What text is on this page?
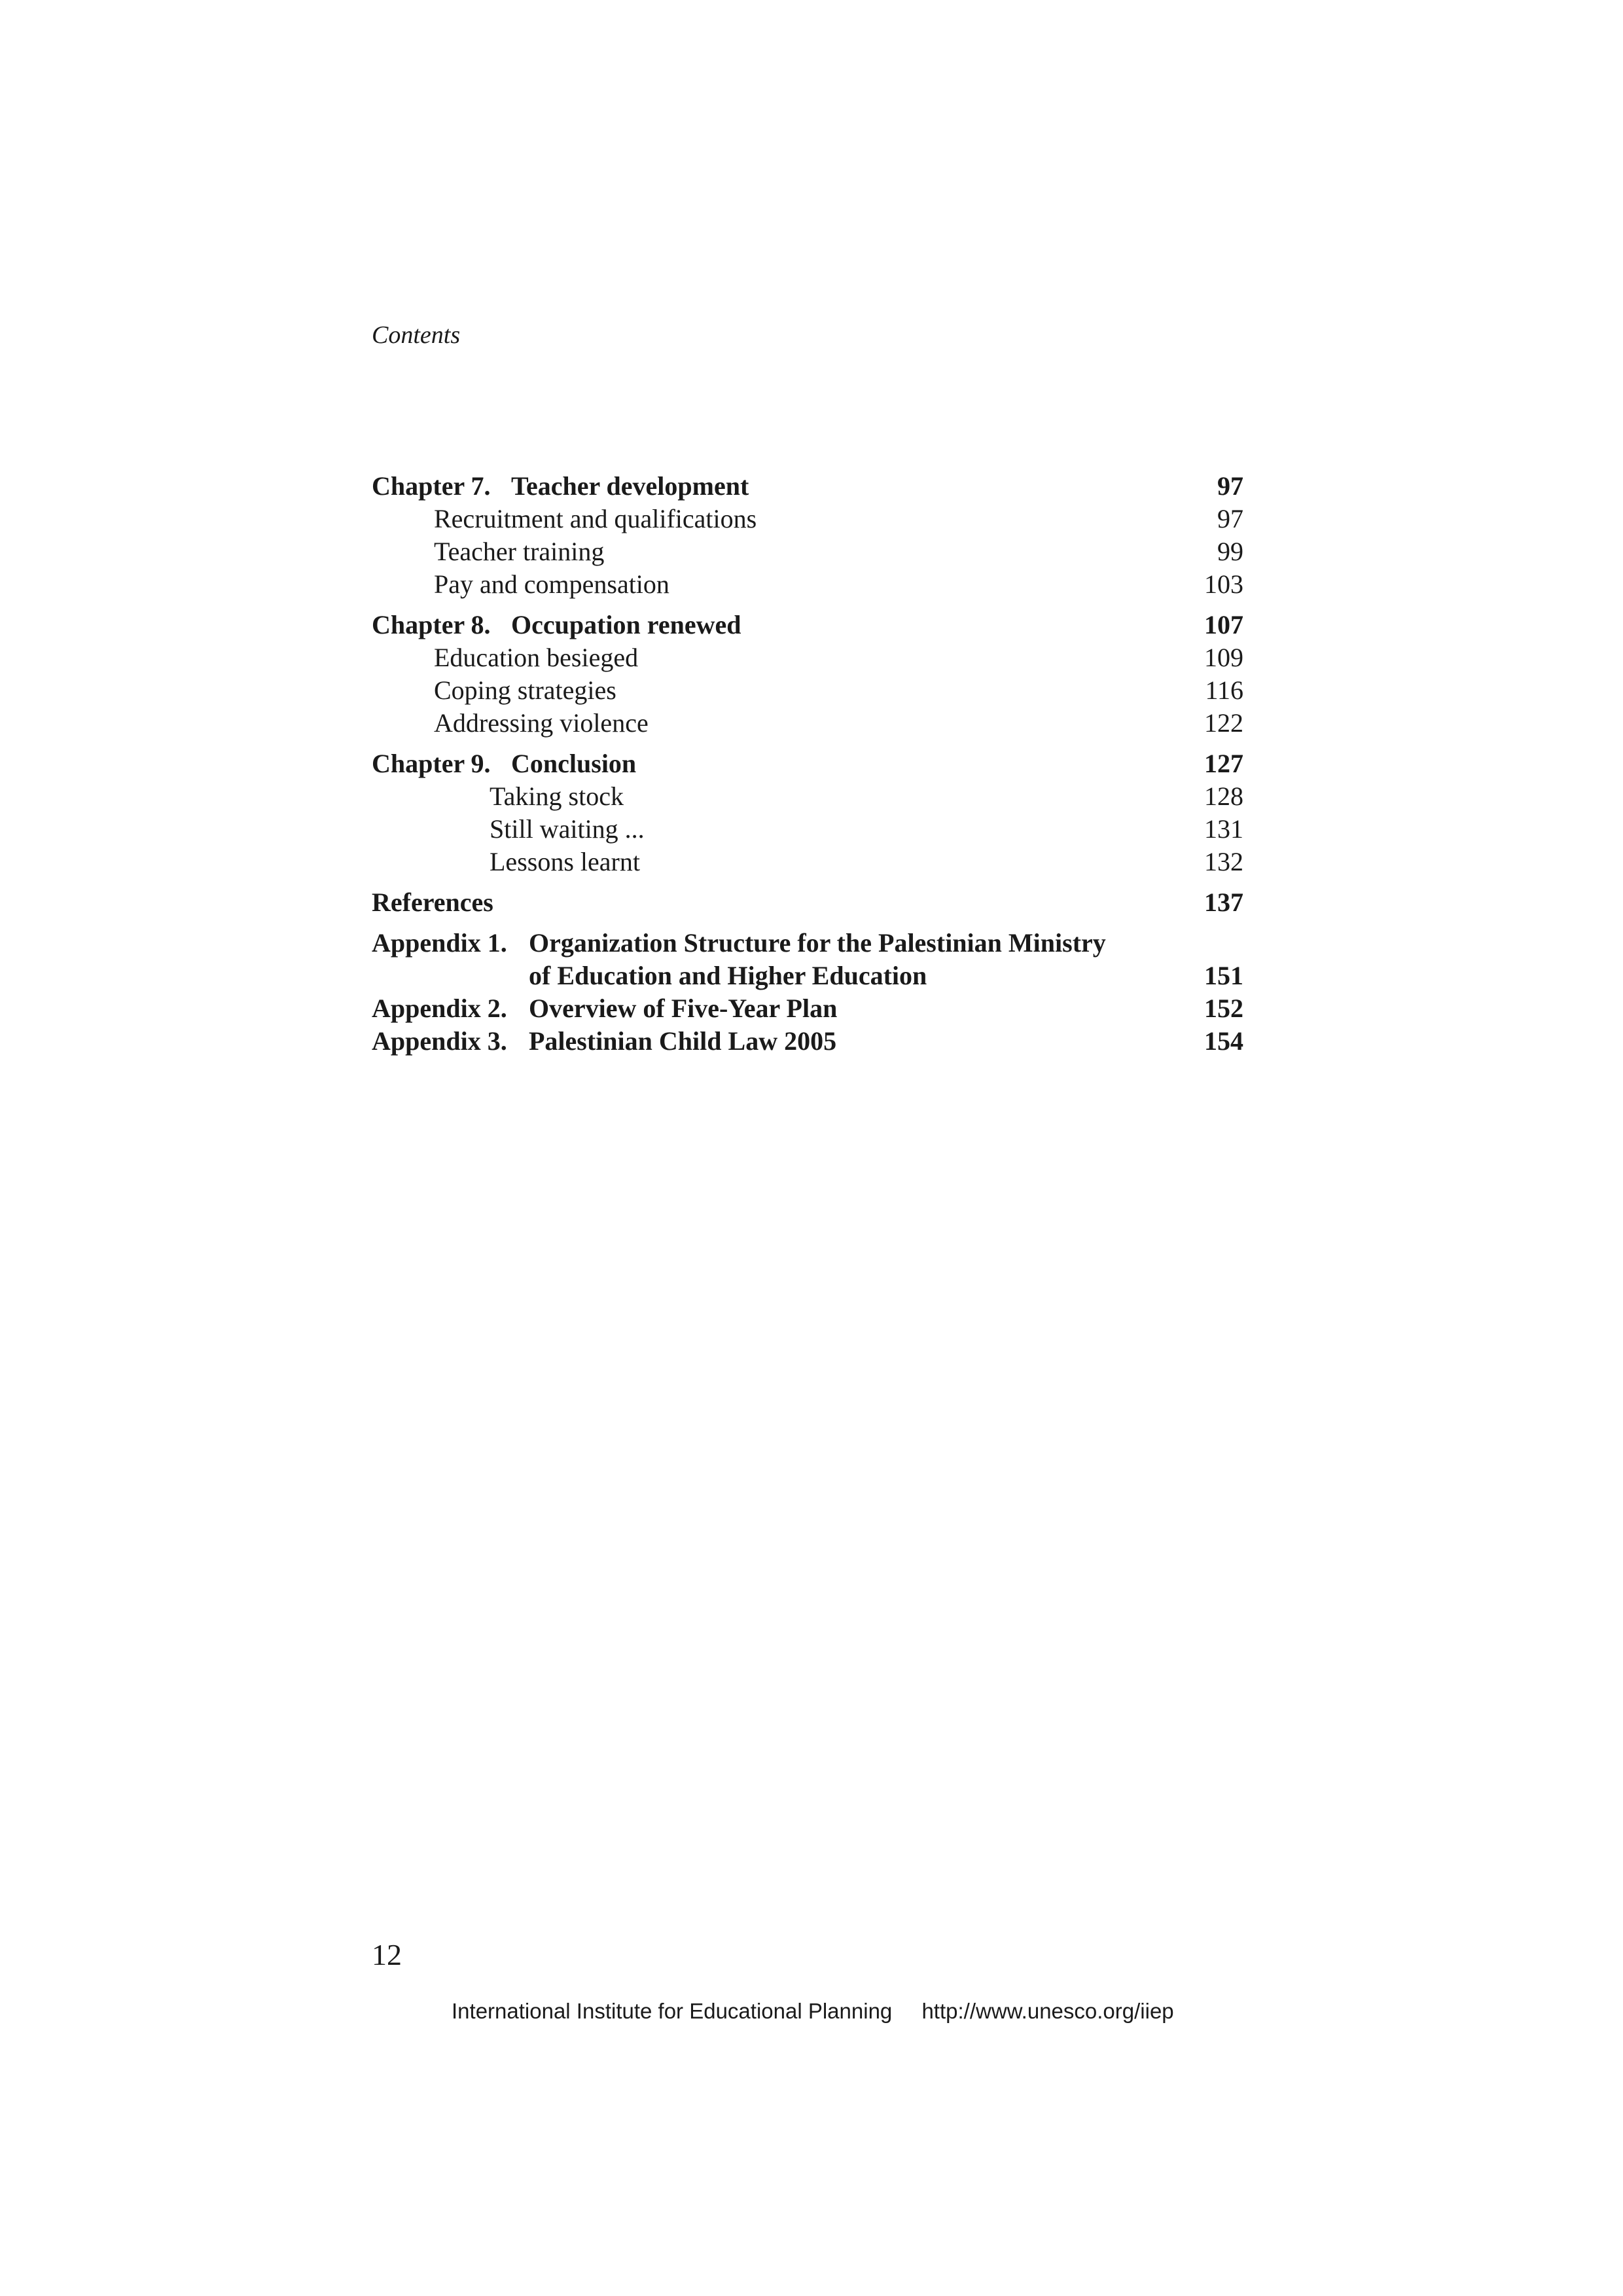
Contents
Chapter 7. Teacher development	97
Recruitment and qualifications	97
Teacher training	99
Pay and compensation	103
Chapter 8. Occupation renewed	107
Education besieged	109
Coping strategies	116
Addressing violence	122
Chapter 9. Conclusion	127
Taking stock	128
Still waiting ...	131
Lessons learnt	132
References	137
Appendix 1. Organization Structure for the Palestinian Ministry
of Education and Higher Education	151
Appendix 2. Overview of Five-Year Plan	152
Appendix 3. Palestinian Child Law 2005	154
12
International Institute for Educational Planning http://www.unesco.org/iiep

··········

# Set task
Output the data exactly. Pictures don't belong in the result.

# Completed exercise
What text is on this page?
Contents
Chapter 7. Teacher development	97
Recruitment and qualifications	97
Teacher training	99
Pay and compensation	103
Chapter 8. Occupation renewed	107
Education besieged	109
Coping strategies	116
Addressing violence	122
Chapter 9. Conclusion	127
Taking stock	128
Still waiting ...	131
Lessons learnt	132
References	137
Appendix 1. Organization Structure for the Palestinian Ministry
of Education and Higher Education	151
Appendix 2. Overview of Five-Year Plan	152
Appendix 3. Palestinian Child Law 2005	154
12
International Institute for Educational Planning http://www.unesco.org/iiep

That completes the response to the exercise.